[Saved data entries]
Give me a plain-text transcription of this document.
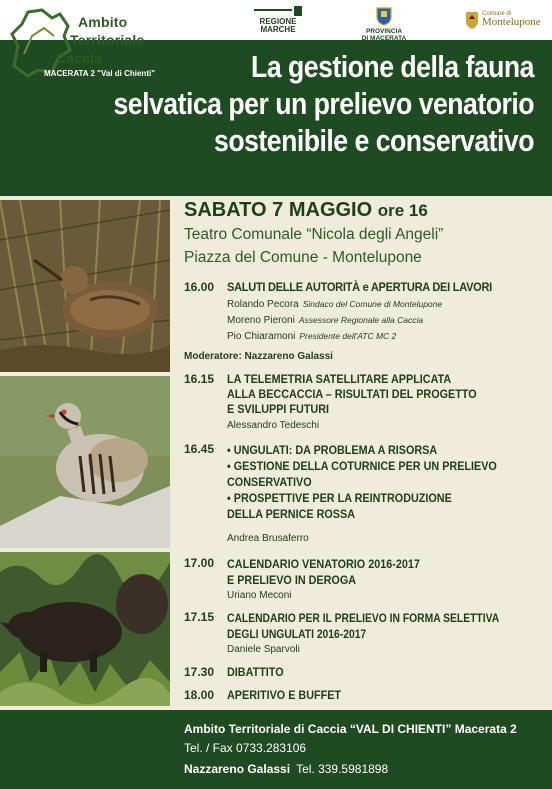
Ambito
Territoriale
Caccia
MACERATA 2 "Val di Chienti"
REGIONE
MARCHE	PROVINCIA
DI MACERATA
Comune di
Montelupone
La gestione della fauna
selvatica per un prelievo venatorio
sostenibile e conservativo
SABATO 7 MAGGIO ore 16
Teatro Comunale “Nicola degli Angeli”
Piazza del Comune - Montelupone
16.00	SALUTI DELLE AUTORITÀ e APERTURA DEI LAVORI
Rolando Pecora Sindaco del Comune di Montelupone
Moreno Pieroni Assessore Regionale alla Caccia
Pio Chiaramoni Presidente dell'ATC MC 2
Moderatore: Nazzareno Galassi
16.15	LA TELEMETRIA SATELLITARE APPLICATA
ALLA BECCACCIA – RISULTATI DEL PROGETTO
E SVILUPPI FUTURI
Alessandro Tedeschi
16.45	• UNGULATI: DA PROBLEMA A RISORSA
• GESTIONE DELLA COTURNICE PER UN PRELIEVO
CONSERVATIVO
• PROSPETTIVE PER LA REINTRODUZIONE
DELLA PERNICE ROSSA
Andrea Brusaferro
17.00	CALENDARIO VENATORIO 2016-2017
E PRELIEVO IN DEROGA
Uriano Meconi
17.15	CALENDARIO PER IL PRELIEVO IN FORMA SELETTIVA
DEGLI UNGULATI 2016-2017
Daniele Sparvoli
17.30	DIBATTITO
18.00	APERITIVO E BUFFET
Ambito Territoriale di Caccia “VAL DI CHIENTI” Macerata 2
Tel. / Fax 0733.283106
Nazzareno Galassi Tel. 339.5981898
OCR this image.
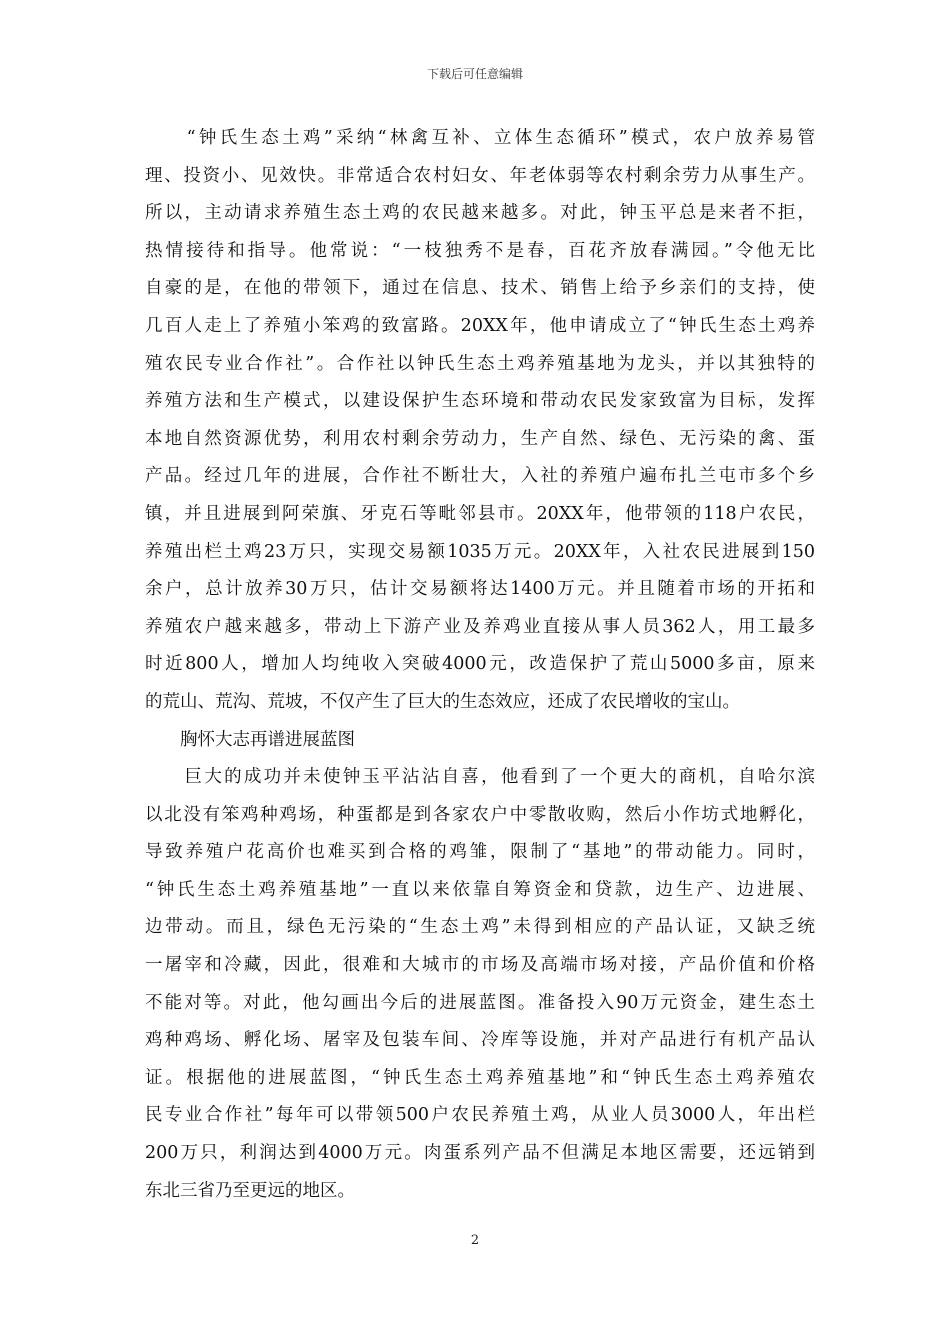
下载后可任意编辑
　　“钟氏生态土鸡”采纳“林禽互补、立体生态循环”模式，农户放养易管
理、投资小、见效快。非常适合农村妇女、年老体弱等农村剩余劳力从事生产。
所以，主动请求养殖生态土鸡的农民越来越多。对此，钟玉平总是来者不拒，
热情接待和指导。他常说：“一枝独秀不是春，百花齐放春满园。”令他无比
自豪的是，在他的带领下，通过在信息、技术、销售上给予乡亲们的支持，使
几百人走上了养殖小笨鸡的致富路。20XX年，他申请成立了“钟氏生态土鸡养
殖农民专业合作社”。合作社以钟氏生态土鸡养殖基地为龙头，并以其独特的
养殖方法和生产模式，以建设保护生态环境和带动农民发家致富为目标，发挥
本地自然资源优势，利用农村剩余劳动力，生产自然、绿色、无污染的禽、蛋
产品。经过几年的进展，合作社不断壮大，入社的养殖户遍布扎兰屯市多个乡
镇，并且进展到阿荣旗、牙克石等毗邻县市。20XX年，他带领的118户农民，
养殖出栏土鸡23万只，实现交易额1035万元。20XX年，入社农民进展到150
余户，总计放养30万只，估计交易额将达1400万元。并且随着市场的开拓和
养殖农户越来越多，带动上下游产业及养鸡业直接从事人员362人，用工最多
时近800人，增加人均纯收入突破4000元，改造保护了荒山5000多亩，原来
的荒山、荒沟、荒坡，不仅产生了巨大的生态效应，还成了农民增收的宝山。
　　胸怀大志再谱进展蓝图
　　巨大的成功并未使钟玉平沾沾自喜，他看到了一个更大的商机，自哈尔滨
以北没有笨鸡种鸡场，种蛋都是到各家农户中零散收购，然后小作坊式地孵化，
导致养殖户花高价也难买到合格的鸡雏，限制了“基地”的带动能力。同时，
“钟氏生态土鸡养殖基地”一直以来依靠自筹资金和贷款，边生产、边进展、
边带动。而且，绿色无污染的“生态土鸡”未得到相应的产品认证，又缺乏统
一屠宰和冷藏，因此，很难和大城市的市场及高端市场对接，产品价值和价格
不能对等。对此，他勾画出今后的进展蓝图。准备投入90万元资金，建生态土
鸡种鸡场、孵化场、屠宰及包装车间、冷库等设施，并对产品进行有机产品认
证。根据他的进展蓝图，“钟氏生态土鸡养殖基地”和“钟氏生态土鸡养殖农
民专业合作社”每年可以带领500户农民养殖土鸡，从业人员3000人，年出栏
200万只，利润达到4000万元。肉蛋系列产品不但满足本地区需要，还远销到
东北三省乃至更远的地区。
2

THE PROBLEM -
Take the line that contains "OCR this image." and every line after it to the end of the records above; quote them exactly, leaving out the pictures.

TASK SOLUTION -
OCR this image.
下载后可任意编辑
　　“钟氏生态土鸡”采纳“林禽互补、立体生态循环”模式，农户放养易管
理、投资小、见效快。非常适合农村妇女、年老体弱等农村剩余劳力从事生产。
所以，主动请求养殖生态土鸡的农民越来越多。对此，钟玉平总是来者不拒，
热情接待和指导。他常说：“一枝独秀不是春，百花齐放春满园。”令他无比
自豪的是，在他的带领下，通过在信息、技术、销售上给予乡亲们的支持，使
几百人走上了养殖小笨鸡的致富路。20XX年，他申请成立了“钟氏生态土鸡养
殖农民专业合作社”。合作社以钟氏生态土鸡养殖基地为龙头，并以其独特的
养殖方法和生产模式，以建设保护生态环境和带动农民发家致富为目标，发挥
本地自然资源优势，利用农村剩余劳动力，生产自然、绿色、无污染的禽、蛋
产品。经过几年的进展，合作社不断壮大，入社的养殖户遍布扎兰屯市多个乡
镇，并且进展到阿荣旗、牙克石等毗邻县市。20XX年，他带领的118户农民，
养殖出栏土鸡23万只，实现交易额1035万元。20XX年，入社农民进展到150
余户，总计放养30万只，估计交易额将达1400万元。并且随着市场的开拓和
养殖农户越来越多，带动上下游产业及养鸡业直接从事人员362人，用工最多
时近800人，增加人均纯收入突破4000元，改造保护了荒山5000多亩，原来
的荒山、荒沟、荒坡，不仅产生了巨大的生态效应，还成了农民增收的宝山。
　　胸怀大志再谱进展蓝图
　　巨大的成功并未使钟玉平沾沾自喜，他看到了一个更大的商机，自哈尔滨
以北没有笨鸡种鸡场，种蛋都是到各家农户中零散收购，然后小作坊式地孵化，
导致养殖户花高价也难买到合格的鸡雏，限制了“基地”的带动能力。同时，
“钟氏生态土鸡养殖基地”一直以来依靠自筹资金和贷款，边生产、边进展、
边带动。而且，绿色无污染的“生态土鸡”未得到相应的产品认证，又缺乏统
一屠宰和冷藏，因此，很难和大城市的市场及高端市场对接，产品价值和价格
不能对等。对此，他勾画出今后的进展蓝图。准备投入90万元资金，建生态土
鸡种鸡场、孵化场、屠宰及包装车间、冷库等设施，并对产品进行有机产品认
证。根据他的进展蓝图，“钟氏生态土鸡养殖基地”和“钟氏生态土鸡养殖农
民专业合作社”每年可以带领500户农民养殖土鸡，从业人员3000人，年出栏
200万只，利润达到4000万元。肉蛋系列产品不但满足本地区需要，还远销到
东北三省乃至更远的地区。
2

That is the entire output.